▽

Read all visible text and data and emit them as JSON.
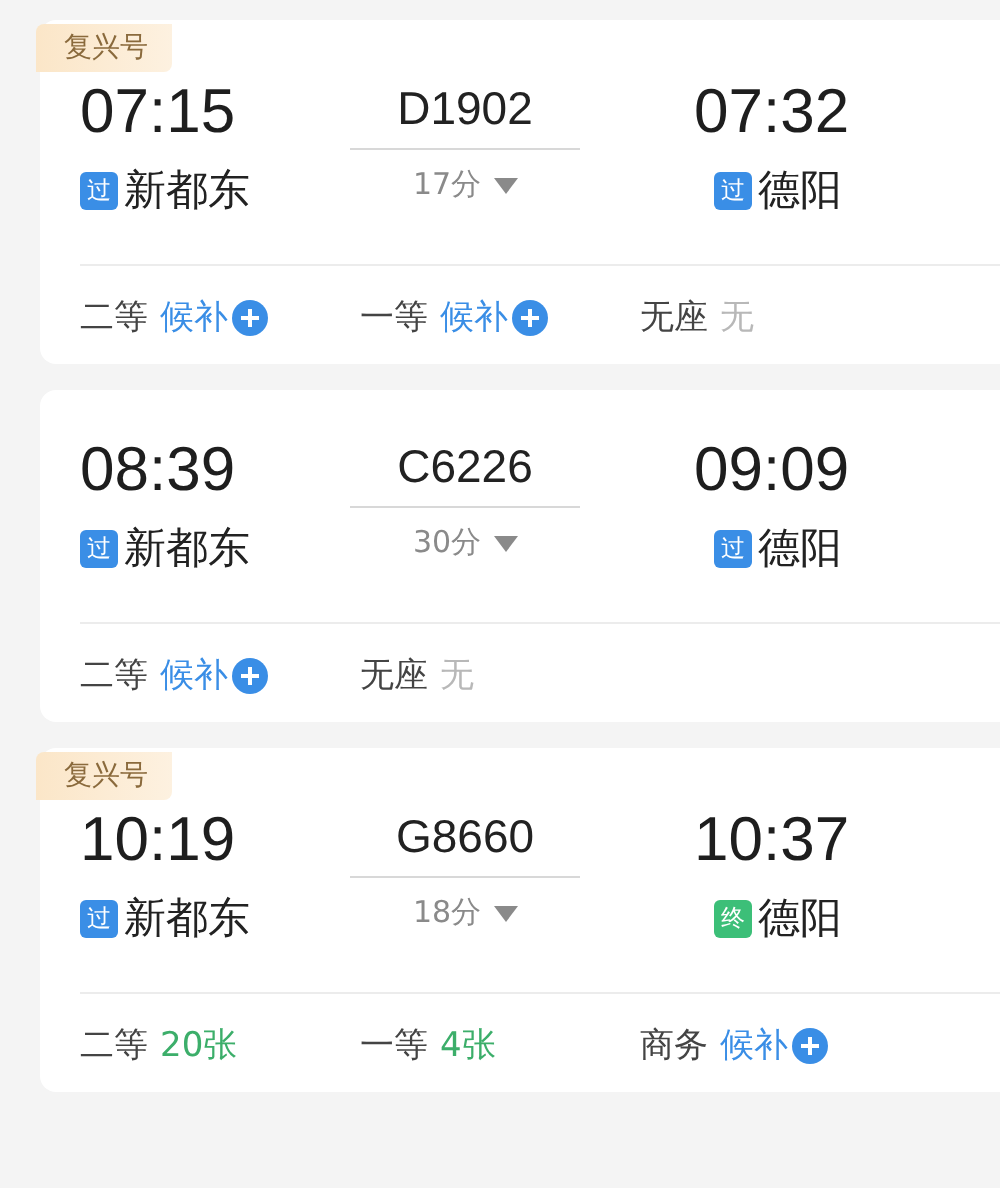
{
  "trains": [
    {
      "tag": "复兴号",
      "depart_time": "07:15",
      "number": "D1902",
      "arrive_time": "07:32",
      "duration": "17分",
      "from": {
        "badge": "过",
        "kind": "pass",
        "name": "新都东"
      },
      "to": {
        "badge": "过",
        "kind": "pass",
        "name": "德阳"
      },
      "seats": [
        {
          "class": "二等",
          "status": "候补",
          "kind": "waitlist"
        },
        {
          "class": "一等",
          "status": "候补",
          "kind": "waitlist"
        },
        {
          "class": "无座",
          "status": "无",
          "kind": "none"
        }
      ]
    },
    {
      "depart_time": "08:39",
      "number": "C6226",
      "arrive_time": "09:09",
      "duration": "30分",
      "from": {
        "badge": "过",
        "kind": "pass",
        "name": "新都东"
      },
      "to": {
        "badge": "过",
        "kind": "pass",
        "name": "德阳"
      },
      "seats": [
        {
          "class": "二等",
          "status": "候补",
          "kind": "waitlist"
        },
        {
          "class": "无座",
          "status": "无",
          "kind": "none"
        }
      ]
    },
    {
      "tag": "复兴号",
      "depart_time": "10:19",
      "number": "G8660",
      "arrive_time": "10:37",
      "duration": "18分",
      "from": {
        "badge": "过",
        "kind": "pass",
        "name": "新都东"
      },
      "to": {
        "badge": "终",
        "kind": "end",
        "name": "德阳"
      },
      "seats": [
        {
          "class": "二等",
          "status": "20张",
          "kind": "available"
        },
        {
          "class": "一等",
          "status": "4张",
          "kind": "available"
        },
        {
          "class": "商务",
          "status": "候补",
          "kind": "waitlist"
        }
      ]
    }
  ]
}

△

### Exercise prompt
Would you set down the listing exactly, omitting pictures?

### Solution to this task
Read all visible text and data and emit them as JSON.
{
  "trains": [
    {
      "tag": "复兴号",
      "depart_time": "07:15",
      "number": "D1902",
      "arrive_time": "07:32",
      "duration": "17分",
      "from": {
        "badge": "过",
        "kind": "pass",
        "name": "新都东"
      },
      "to": {
        "badge": "过",
        "kind": "pass",
        "name": "德阳"
      },
      "seats": [
        {
          "class": "二等",
          "status": "候补",
          "kind": "waitlist"
        },
        {
          "class": "一等",
          "status": "候补",
          "kind": "waitlist"
        },
        {
          "class": "无座",
          "status": "无",
          "kind": "none"
        }
      ]
    },
    {
      "depart_time": "08:39",
      "number": "C6226",
      "arrive_time": "09:09",
      "duration": "30分",
      "from": {
        "badge": "过",
        "kind": "pass",
        "name": "新都东"
      },
      "to": {
        "badge": "过",
        "kind": "pass",
        "name": "德阳"
      },
      "seats": [
        {
          "class": "二等",
          "status": "候补",
          "kind": "waitlist"
        },
        {
          "class": "无座",
          "status": "无",
          "kind": "none"
        }
      ]
    },
    {
      "tag": "复兴号",
      "depart_time": "10:19",
      "number": "G8660",
      "arrive_time": "10:37",
      "duration": "18分",
      "from": {
        "badge": "过",
        "kind": "pass",
        "name": "新都东"
      },
      "to": {
        "badge": "终",
        "kind": "end",
        "name": "德阳"
      },
      "seats": [
        {
          "class": "二等",
          "status": "20张",
          "kind": "available"
        },
        {
          "class": "一等",
          "status": "4张",
          "kind": "available"
        },
        {
          "class": "商务",
          "status": "候补",
          "kind": "waitlist"
        }
      ]
    }
  ]
}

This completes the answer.